GOAL OF THE EXERCISE: Transcribe the records below in full; pictures stay out of the copy.

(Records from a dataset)
━━━━━━━━━━━━━━━━
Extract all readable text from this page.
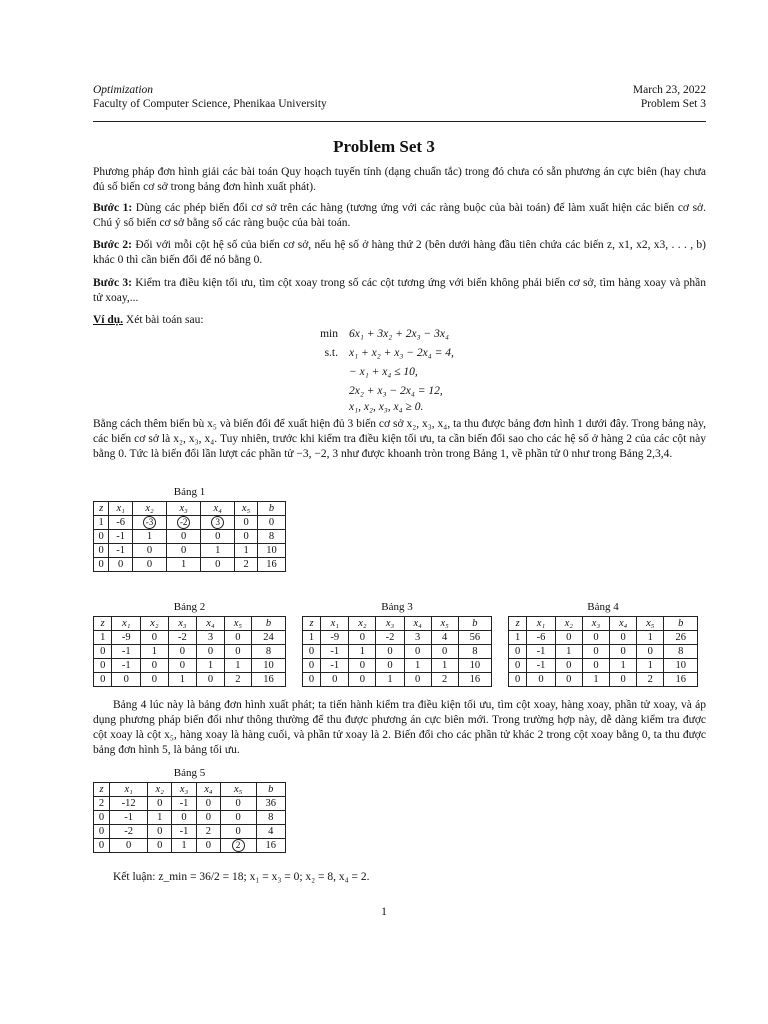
Optimization
Faculty of Computer Science, Phenikaa University
March 23, 2022
Problem Set 3
Problem Set 3
Phương pháp đơn hình giải các bài toán Quy hoạch tuyến tính (dạng chuẩn tắc) trong đó chưa có sẵn phương án cực biên (hay chưa đủ số biến cơ sở trong bảng đơn hình xuất phát).
Bước 1: Dùng các phép biến đổi cơ sở trên các hàng (tương ứng với các ràng buộc của bài toán) để làm xuất hiện các biến cơ sở. Chú ý số biến cơ sở bằng số các ràng buộc của bài toán.
Bước 2: Đối với mỗi cột hệ số của biến cơ sở, nếu hệ số ở hàng thứ 2 (bên dưới hàng đầu tiên chứa các biến z, x1, x2, x3, . . . , b) khác 0 thì cần biến đổi để nó bằng 0.
Bước 3: Kiểm tra điều kiện tối ưu, tìm cột xoay trong số các cột tương ứng với biến không phải biến cơ sở, tìm hàng xoay và phần tử xoay,...
Ví dụ. Xét bài toán sau:
min 6x₁ + 3x₂ + 2x₃ − 3x₄
s.t. x₁ + x₂ + x₃ − 2x₄ = 4,
− x₁ + x₄ ≤ 10,
2x₂ + x₃ − 2x₄ = 12,
x₁, x₂, x₃, x₄ ≥ 0.
Bằng cách thêm biến bù x₅ và biến đổi để xuất hiện đủ 3 biến cơ sở x₂, x₃, x₄, ta thu được bảng đơn hình 1 dưới đây. Trong bảng này, các biến cơ sở là x₂, x₃, x₄. Tuy nhiên, trước khi kiểm tra điều kiện tối ưu, ta cần biến đổi sao cho các hệ số ở hàng 2 của các cột này bằng 0. Tức là biến đổi lần lượt các phần tử −3, −2, 3 như được khoanh tròn trong Bảng 1, về phần tử 0 như trong Bảng 2,3,4.
Bảng 1
z	x₁	x₂	x₃	x₄	x₅	b
1	-6	-3	-2	3	0	0
0	-1	1	0	0	0	8
0	-1	0	0	1	1	10
0	0	0	1	0	2	16
Bảng 2
z	x₁	x₂	x₃	x₄	x₅	b
1	-9	0	-2	3	0	24
0	-1	1	0	0	0	8
0	-1	0	0	1	1	10
0	0	0	1	0	2	16
Bảng 3
z	x₁	x₂	x₃	x₄	x₅	b
1	-9	0	-2	3	4	56
0	-1	1	0	0	0	8
0	-1	0	0	1	1	10
0	0	0	1	0	2	16
Bảng 4
z	x₁	x₂	x₃	x₄	x₅	b
1	-6	0	0	0	1	26
0	-1	1	0	0	0	8
0	-1	0	0	1	1	10
0	0	0	1	0	2	16
Bảng 4 lúc này là bảng đơn hình xuất phát; ta tiến hành kiểm tra điều kiện tối ưu, tìm cột xoay, hàng xoay, phần tử xoay, và áp dụng phương pháp biến đổi như thông thường để thu được phương án cực biên mới. Trong trường hợp này, dễ dàng kiểm tra được cột xoay là cột x₅, hàng xoay là hàng cuối, và phần tử xoay là 2. Biến đổi cho các phần tử khác 2 trong cột xoay bằng 0, ta thu được bảng đơn hình 5, là bảng tối ưu.
Bảng 5
z	x₁	x₂	x₃	x₄	x₅	b
2	-12	0	-1	0	0	36
0	-1	1	0	0	0	8
0	-2	0	-1	2	0	4
0	0	0	1	0	2	16
Kết luận: z_min = 36/2 = 18; x₁ = x₃ = 0; x₂ = 8, x₄ = 2.
1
━━━━━━━━━━━━━━━━
SOLUTION BELOW:
Extract all readable text from this page.
Optimization
Faculty of Computer Science, Phenikaa University
March 23, 2022
Problem Set 3
Problem Set 3
Phương pháp đơn hình giải các bài toán Quy hoạch tuyến tính (dạng chuẩn tắc) trong đó chưa có sẵn phương án cực biên (hay chưa đủ số biến cơ sở trong bảng đơn hình xuất phát).
Bước 1: Dùng các phép biến đổi cơ sở trên các hàng (tương ứng với các ràng buộc của bài toán) để làm xuất hiện các biến cơ sở. Chú ý số biến cơ sở bằng số các ràng buộc của bài toán.
Bước 2: Đối với mỗi cột hệ số của biến cơ sở, nếu hệ số ở hàng thứ 2 (bên dưới hàng đầu tiên chứa các biến z, x1, x2, x3, . . . , b) khác 0 thì cần biến đổi để nó bằng 0.
Bước 3: Kiểm tra điều kiện tối ưu, tìm cột xoay trong số các cột tương ứng với biến không phải biến cơ sở, tìm hàng xoay và phần tử xoay,...
Ví dụ. Xét bài toán sau:
min 6x₁ + 3x₂ + 2x₃ − 3x₄
s.t. x₁ + x₂ + x₃ − 2x₄ = 4,
− x₁ + x₄ ≤ 10,
2x₂ + x₃ − 2x₄ = 12,
x₁, x₂, x₃, x₄ ≥ 0.
Bằng cách thêm biến bù x₅ và biến đổi để xuất hiện đủ 3 biến cơ sở x₂, x₃, x₄, ta thu được bảng đơn hình 1 dưới đây. Trong bảng này, các biến cơ sở là x₂, x₃, x₄. Tuy nhiên, trước khi kiểm tra điều kiện tối ưu, ta cần biến đổi sao cho các hệ số ở hàng 2 của các cột này bằng 0. Tức là biến đổi lần lượt các phần tử −3, −2, 3 như được khoanh tròn trong Bảng 1, về phần tử 0 như trong Bảng 2,3,4.
Bảng 1
z	x₁	x₂	x₃	x₄	x₅	b
1	-6	-3	-2	3	0	0
0	-1	1	0	0	0	8
0	-1	0	0	1	1	10
0	0	0	1	0	2	16
Bảng 2
z	x₁	x₂	x₃	x₄	x₅	b
1	-9	0	-2	3	0	24
0	-1	1	0	0	0	8
0	-1	0	0	1	1	10
0	0	0	1	0	2	16
Bảng 3
z	x₁	x₂	x₃	x₄	x₅	b
1	-9	0	-2	3	4	56
0	-1	1	0	0	0	8
0	-1	0	0	1	1	10
0	0	0	1	0	2	16
Bảng 4
z	x₁	x₂	x₃	x₄	x₅	b
1	-6	0	0	0	1	26
0	-1	1	0	0	0	8
0	-1	0	0	1	1	10
0	0	0	1	0	2	16
Bảng 4 lúc này là bảng đơn hình xuất phát; ta tiến hành kiểm tra điều kiện tối ưu, tìm cột xoay, hàng xoay, phần tử xoay, và áp dụng phương pháp biến đổi như thông thường để thu được phương án cực biên mới. Trong trường hợp này, dễ dàng kiểm tra được cột xoay là cột x₅, hàng xoay là hàng cuối, và phần tử xoay là 2. Biến đổi cho các phần tử khác 2 trong cột xoay bằng 0, ta thu được bảng đơn hình 5, là bảng tối ưu.
Bảng 5
z	x₁	x₂	x₃	x₄	x₅	b
2	-12	0	-1	0	0	36
0	-1	1	0	0	0	8
0	-2	0	-1	2	0	4
0	0	0	1	0	2	16
Kết luận: z_min = 36/2 = 18; x₁ = x₃ = 0; x₂ = 8, x₄ = 2.
1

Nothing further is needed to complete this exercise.